Data records
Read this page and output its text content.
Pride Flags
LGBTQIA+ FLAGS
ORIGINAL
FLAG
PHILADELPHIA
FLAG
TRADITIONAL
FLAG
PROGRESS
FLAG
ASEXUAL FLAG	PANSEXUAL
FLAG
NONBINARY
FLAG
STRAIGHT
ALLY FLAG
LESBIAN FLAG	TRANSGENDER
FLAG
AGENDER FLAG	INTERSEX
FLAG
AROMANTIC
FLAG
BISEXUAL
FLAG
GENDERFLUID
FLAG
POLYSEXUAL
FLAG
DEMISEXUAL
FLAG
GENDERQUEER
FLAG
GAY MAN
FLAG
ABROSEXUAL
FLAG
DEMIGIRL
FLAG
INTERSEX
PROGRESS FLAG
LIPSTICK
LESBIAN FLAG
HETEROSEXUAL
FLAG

- What this task involves: Copy every line of the listing that contains the word "LESBIAN".

- The response:
LESBIAN FLAG	TRANSGENDER
LESBIAN FLAG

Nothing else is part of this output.